» **Task to complete**
Make an exact copy of all the material below, apart from the pictures.

──────── Records shown

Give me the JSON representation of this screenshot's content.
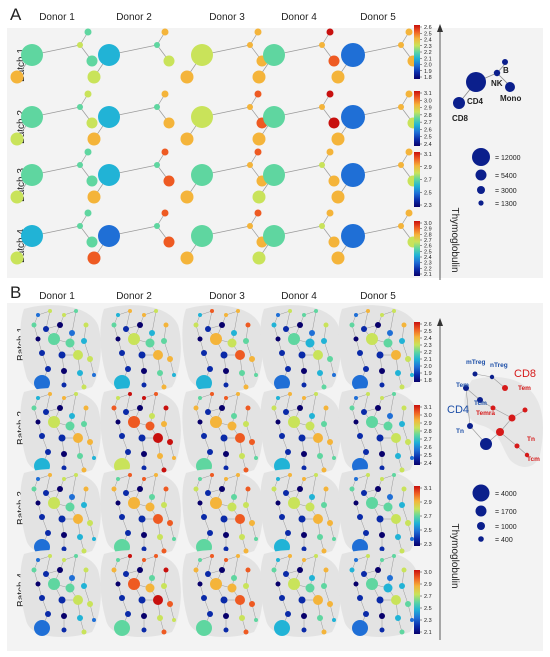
{
  "panelA": {
    "letter": "A",
    "donors": [
      "Donor 1",
      "Donor 2",
      "Donor 3",
      "Donor 4",
      "Donor 5"
    ],
    "batches": [
      "Batch 1",
      "Batch 2",
      "Batch 3",
      "Batch 4"
    ],
    "colorbar_ticks": [
      [
        "2.6",
        "2.5",
        "2.4",
        "2.3",
        "2.2",
        "2.1",
        "2.0",
        "1.9",
        "1.8"
      ],
      [
        "3.1",
        "3.0",
        "2.9",
        "2.8",
        "2.7",
        "2.6",
        "2.5",
        "2.4"
      ],
      [
        "3.1",
        "2.9",
        "2.7",
        "2.5",
        "2.3"
      ],
      [
        "3.0",
        "2.9",
        "2.8",
        "2.7",
        "2.6",
        "2.5",
        "2.4",
        "2.3",
        "2.2",
        "2.1"
      ]
    ],
    "legend_labels": {
      "b": "B",
      "nk": "NK",
      "cd4": "CD4",
      "cd8": "CD8",
      "mono": "Mono"
    },
    "size_legend": [
      "= 12000",
      "= 5400",
      "= 3000",
      "= 1300"
    ]
  },
  "panelB": {
    "letter": "B",
    "donors": [
      "Donor 1",
      "Donor 2",
      "Donor 3",
      "Donor 4",
      "Donor 5"
    ],
    "batches": [
      "Batch 1",
      "Batch 2",
      "Batch 3",
      "Batch 4"
    ],
    "colorbar_ticks": [
      [
        "2.6",
        "2.5",
        "2.4",
        "2.3",
        "2.2",
        "2.1",
        "2.0",
        "1.9",
        "1.8"
      ],
      [
        "3.1",
        "3.0",
        "2.9",
        "2.8",
        "2.7",
        "2.6",
        "2.5",
        "2.4"
      ],
      [
        "3.1",
        "2.9",
        "2.7",
        "2.5",
        "2.3"
      ],
      [
        "3.0",
        "2.9",
        "2.7",
        "2.5",
        "2.3",
        "2.1"
      ]
    ],
    "legend_labels": {
      "mtreg": "mTreg",
      "ntreg": "nTreg",
      "cd8": "CD8",
      "tem4": "Tem",
      "tem8": "Tem",
      "tcm4": "Tcm",
      "temra": "Temra",
      "cd4": "CD4",
      "tn4": "Tn",
      "tn8": "Tn",
      "tcm8": "Tcm"
    },
    "size_legend": [
      "= 4000",
      "= 1700",
      "= 1000",
      "= 400"
    ]
  },
  "colorbar_label": "Thymoglobulin",
  "colors": {
    "ramp": [
      "#08006b",
      "#0a2aa8",
      "#1f6fd6",
      "#21b3d6",
      "#5fd6a0",
      "#c9e35a",
      "#f4b43a",
      "#ee5a22",
      "#c8100e"
    ],
    "panel_bg": "#f3f3f3",
    "node_dark": "#0b1f8c",
    "label_blue": "#1d4fa8",
    "label_red": "#d61a1a"
  },
  "panelA_node_values": [
    [
      [
        0.45,
        0.6,
        0.7,
        0.85,
        0.65
      ],
      [
        0.55,
        0.5,
        0.6,
        0.55,
        0.65
      ],
      [
        0.45,
        0.3,
        0.55,
        0.6,
        0.6
      ],
      [
        0.35,
        0.25,
        0.5,
        0.4,
        0.15
      ]
    ],
    [
      [
        0.55,
        0.7,
        0.8,
        0.95,
        0.6
      ],
      [
        0.5,
        0.6,
        0.6,
        0.55,
        0.6
      ],
      [
        0.3,
        0.3,
        0.5,
        0.55,
        0.55
      ],
      [
        0.4,
        0.3,
        0.5,
        0.4,
        0.15
      ]
    ],
    [
      [
        0.4,
        0.8,
        0.75,
        0.7,
        0.6
      ],
      [
        0.45,
        0.6,
        0.6,
        0.5,
        0.6
      ],
      [
        0.35,
        0.3,
        0.5,
        0.45,
        0.5
      ],
      [
        0.35,
        0.3,
        0.45,
        0.4,
        0.1
      ]
    ],
    [
      [
        0.4,
        0.8,
        0.75,
        0.7,
        0.6
      ],
      [
        0.5,
        0.7,
        0.6,
        0.5,
        0.6
      ],
      [
        0.35,
        0.3,
        0.5,
        0.45,
        0.5
      ],
      [
        0.3,
        0.2,
        0.4,
        0.35,
        0.1
      ]
    ]
  ]
}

────────────────

» **Exercise response**
Give me the JSON representation of this screenshot's content.
{
  "panelA": {
    "letter": "A",
    "donors": [
      "Donor 1",
      "Donor 2",
      "Donor 3",
      "Donor 4",
      "Donor 5"
    ],
    "batches": [
      "Batch 1",
      "Batch 2",
      "Batch 3",
      "Batch 4"
    ],
    "colorbar_ticks": [
      [
        "2.6",
        "2.5",
        "2.4",
        "2.3",
        "2.2",
        "2.1",
        "2.0",
        "1.9",
        "1.8"
      ],
      [
        "3.1",
        "3.0",
        "2.9",
        "2.8",
        "2.7",
        "2.6",
        "2.5",
        "2.4"
      ],
      [
        "3.1",
        "2.9",
        "2.7",
        "2.5",
        "2.3"
      ],
      [
        "3.0",
        "2.9",
        "2.8",
        "2.7",
        "2.6",
        "2.5",
        "2.4",
        "2.3",
        "2.2",
        "2.1"
      ]
    ],
    "legend_labels": {
      "b": "B",
      "nk": "NK",
      "cd4": "CD4",
      "cd8": "CD8",
      "mono": "Mono"
    },
    "size_legend": [
      "= 12000",
      "= 5400",
      "= 3000",
      "= 1300"
    ]
  },
  "panelB": {
    "letter": "B",
    "donors": [
      "Donor 1",
      "Donor 2",
      "Donor 3",
      "Donor 4",
      "Donor 5"
    ],
    "batches": [
      "Batch 1",
      "Batch 2",
      "Batch 3",
      "Batch 4"
    ],
    "colorbar_ticks": [
      [
        "2.6",
        "2.5",
        "2.4",
        "2.3",
        "2.2",
        "2.1",
        "2.0",
        "1.9",
        "1.8"
      ],
      [
        "3.1",
        "3.0",
        "2.9",
        "2.8",
        "2.7",
        "2.6",
        "2.5",
        "2.4"
      ],
      [
        "3.1",
        "2.9",
        "2.7",
        "2.5",
        "2.3"
      ],
      [
        "3.0",
        "2.9",
        "2.7",
        "2.5",
        "2.3",
        "2.1"
      ]
    ],
    "legend_labels": {
      "mtreg": "mTreg",
      "ntreg": "nTreg",
      "cd8": "CD8",
      "tem4": "Tem",
      "tem8": "Tem",
      "tcm4": "Tcm",
      "temra": "Temra",
      "cd4": "CD4",
      "tn4": "Tn",
      "tn8": "Tn",
      "tcm8": "Tcm"
    },
    "size_legend": [
      "= 4000",
      "= 1700",
      "= 1000",
      "= 400"
    ]
  },
  "colorbar_label": "Thymoglobulin",
  "colors": {
    "ramp": [
      "#08006b",
      "#0a2aa8",
      "#1f6fd6",
      "#21b3d6",
      "#5fd6a0",
      "#c9e35a",
      "#f4b43a",
      "#ee5a22",
      "#c8100e"
    ],
    "panel_bg": "#f3f3f3",
    "node_dark": "#0b1f8c",
    "label_blue": "#1d4fa8",
    "label_red": "#d61a1a"
  },
  "panelA_node_values": [
    [
      [
        0.45,
        0.6,
        0.7,
        0.85,
        0.65
      ],
      [
        0.55,
        0.5,
        0.6,
        0.55,
        0.65
      ],
      [
        0.45,
        0.3,
        0.55,
        0.6,
        0.6
      ],
      [
        0.35,
        0.25,
        0.5,
        0.4,
        0.15
      ]
    ],
    [
      [
        0.55,
        0.7,
        0.8,
        0.95,
        0.6
      ],
      [
        0.5,
        0.6,
        0.6,
        0.55,
        0.6
      ],
      [
        0.3,
        0.3,
        0.5,
        0.55,
        0.55
      ],
      [
        0.4,
        0.3,
        0.5,
        0.4,
        0.15
      ]
    ],
    [
      [
        0.4,
        0.8,
        0.75,
        0.7,
        0.6
      ],
      [
        0.45,
        0.6,
        0.6,
        0.5,
        0.6
      ],
      [
        0.35,
        0.3,
        0.5,
        0.45,
        0.5
      ],
      [
        0.35,
        0.3,
        0.45,
        0.4,
        0.1
      ]
    ],
    [
      [
        0.4,
        0.8,
        0.75,
        0.7,
        0.6
      ],
      [
        0.5,
        0.7,
        0.6,
        0.5,
        0.6
      ],
      [
        0.35,
        0.3,
        0.5,
        0.45,
        0.5
      ],
      [
        0.3,
        0.2,
        0.4,
        0.35,
        0.1
      ]
    ]
  ]
}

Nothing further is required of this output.